TASK STATEMENT
All entries should be output exactly as they stand.

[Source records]
------------------------------------------------

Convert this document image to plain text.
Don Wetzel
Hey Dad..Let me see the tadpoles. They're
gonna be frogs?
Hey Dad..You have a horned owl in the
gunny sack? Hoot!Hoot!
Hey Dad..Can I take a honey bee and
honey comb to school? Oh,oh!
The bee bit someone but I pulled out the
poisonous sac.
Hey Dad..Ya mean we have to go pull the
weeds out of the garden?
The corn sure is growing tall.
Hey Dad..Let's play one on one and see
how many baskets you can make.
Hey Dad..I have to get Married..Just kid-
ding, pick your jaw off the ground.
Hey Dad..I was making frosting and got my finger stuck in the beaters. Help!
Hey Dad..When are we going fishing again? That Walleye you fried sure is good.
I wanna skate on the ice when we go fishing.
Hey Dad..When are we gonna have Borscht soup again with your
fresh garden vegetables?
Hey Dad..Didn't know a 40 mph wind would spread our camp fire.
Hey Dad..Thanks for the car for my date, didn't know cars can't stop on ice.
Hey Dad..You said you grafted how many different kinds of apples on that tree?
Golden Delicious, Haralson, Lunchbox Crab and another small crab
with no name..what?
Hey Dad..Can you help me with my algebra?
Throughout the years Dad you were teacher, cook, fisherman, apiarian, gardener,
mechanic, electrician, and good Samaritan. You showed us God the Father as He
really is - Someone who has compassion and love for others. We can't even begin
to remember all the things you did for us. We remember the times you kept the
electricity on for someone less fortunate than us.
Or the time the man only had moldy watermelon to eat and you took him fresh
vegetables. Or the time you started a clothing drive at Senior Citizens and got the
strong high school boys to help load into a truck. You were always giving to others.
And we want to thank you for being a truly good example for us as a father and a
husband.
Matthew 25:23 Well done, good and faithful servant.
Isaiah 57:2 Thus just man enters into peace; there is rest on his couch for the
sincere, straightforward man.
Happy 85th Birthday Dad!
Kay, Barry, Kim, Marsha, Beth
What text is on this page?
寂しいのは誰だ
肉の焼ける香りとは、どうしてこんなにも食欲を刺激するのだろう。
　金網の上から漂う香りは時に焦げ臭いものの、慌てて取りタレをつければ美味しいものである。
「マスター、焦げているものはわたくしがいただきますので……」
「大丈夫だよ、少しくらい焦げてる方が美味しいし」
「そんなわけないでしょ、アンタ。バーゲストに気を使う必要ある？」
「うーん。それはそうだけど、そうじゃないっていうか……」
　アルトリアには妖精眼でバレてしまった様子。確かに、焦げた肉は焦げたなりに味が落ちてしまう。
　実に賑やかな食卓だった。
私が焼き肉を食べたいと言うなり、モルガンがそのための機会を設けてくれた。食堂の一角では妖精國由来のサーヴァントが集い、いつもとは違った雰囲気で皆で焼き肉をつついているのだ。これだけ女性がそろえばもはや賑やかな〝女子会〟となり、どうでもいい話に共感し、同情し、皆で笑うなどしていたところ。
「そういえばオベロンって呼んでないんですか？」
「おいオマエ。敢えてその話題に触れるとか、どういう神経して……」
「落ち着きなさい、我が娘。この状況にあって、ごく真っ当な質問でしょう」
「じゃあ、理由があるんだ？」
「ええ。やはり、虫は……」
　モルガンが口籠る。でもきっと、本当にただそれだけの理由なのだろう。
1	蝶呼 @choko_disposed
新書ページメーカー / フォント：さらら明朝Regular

------------------------------------------------

COMPLETE RESPONSE
Convert this document image to plain text.
Don Wetzel
Hey Dad..Let me see the tadpoles. They're
gonna be frogs?
Hey Dad..You have a horned owl in the
gunny sack? Hoot!Hoot!
Hey Dad..Can I take a honey bee and
honey comb to school? Oh,oh!
The bee bit someone but I pulled out the
poisonous sac.
Hey Dad..Ya mean we have to go pull the
weeds out of the garden?
The corn sure is growing tall.
Hey Dad..Let's play one on one and see
how many baskets you can make.
Hey Dad..I have to get Married..Just kid-
ding, pick your jaw off the ground.
Hey Dad..I was making frosting and got my finger stuck in the beaters. Help!
Hey Dad..When are we going fishing again? That Walleye you fried sure is good.
I wanna skate on the ice when we go fishing.
Hey Dad..When are we gonna have Borscht soup again with your
fresh garden vegetables?
Hey Dad..Didn't know a 40 mph wind would spread our camp fire.
Hey Dad..Thanks for the car for my date, didn't know cars can't stop on ice.
Hey Dad..You said you grafted how many different kinds of apples on that tree?
Golden Delicious, Haralson, Lunchbox Crab and another small crab
with no name..what?
Hey Dad..Can you help me with my algebra?
Throughout the years Dad you were teacher, cook, fisherman, apiarian, gardener,
mechanic, electrician, and good Samaritan. You showed us God the Father as He
really is - Someone who has compassion and love for others. We can't even begin
to remember all the things you did for us. We remember the times you kept the
electricity on for someone less fortunate than us.
Or the time the man only had moldy watermelon to eat and you took him fresh
vegetables. Or the time you started a clothing drive at Senior Citizens and got the
strong high school boys to help load into a truck. You were always giving to others.
And we want to thank you for being a truly good example for us as a father and a
husband.
Matthew 25:23 Well done, good and faithful servant.
Isaiah 57:2 Thus just man enters into peace; there is rest on his couch for the
sincere, straightforward man.
Happy 85th Birthday Dad!
Kay, Barry, Kim, Marsha, Beth
What text is on this page?
寂しいのは誰だ
肉の焼ける香りとは、どうしてこんなにも食欲を刺激するのだろう。
　金網の上から漂う香りは時に焦げ臭いものの、慌てて取りタレをつければ美味しいものである。
「マスター、焦げているものはわたくしがいただきますので……」
「大丈夫だよ、少しくらい焦げてる方が美味しいし」
「そんなわけないでしょ、アンタ。バーゲストに気を使う必要ある？」
「うーん。それはそうだけど、そうじゃないっていうか……」
　アルトリアには妖精眼でバレてしまった様子。確かに、焦げた肉は焦げたなりに味が落ちてしまう。
　実に賑やかな食卓だった。
私が焼き肉を食べたいと言うなり、モルガンがそのための機会を設けてくれた。食堂の一角では妖精國由来のサーヴァントが集い、いつもとは違った雰囲気で皆で焼き肉をつついているのだ。これだけ女性がそろえばもはや賑やかな〝女子会〟となり、どうでもいい話に共感し、同情し、皆で笑うなどしていたところ。
「そういえばオベロンって呼んでないんですか？」
「おいオマエ。敢えてその話題に触れるとか、どういう神経して……」
「落ち着きなさい、我が娘。この状況にあって、ごく真っ当な質問でしょう」
「じゃあ、理由があるんだ？」
「ええ。やはり、虫は……」
　モルガンが口籠る。でもきっと、本当にただそれだけの理由なのだろう。
1	蝶呼 @choko_disposed
新書ページメーカー / フォント：さらら明朝Regular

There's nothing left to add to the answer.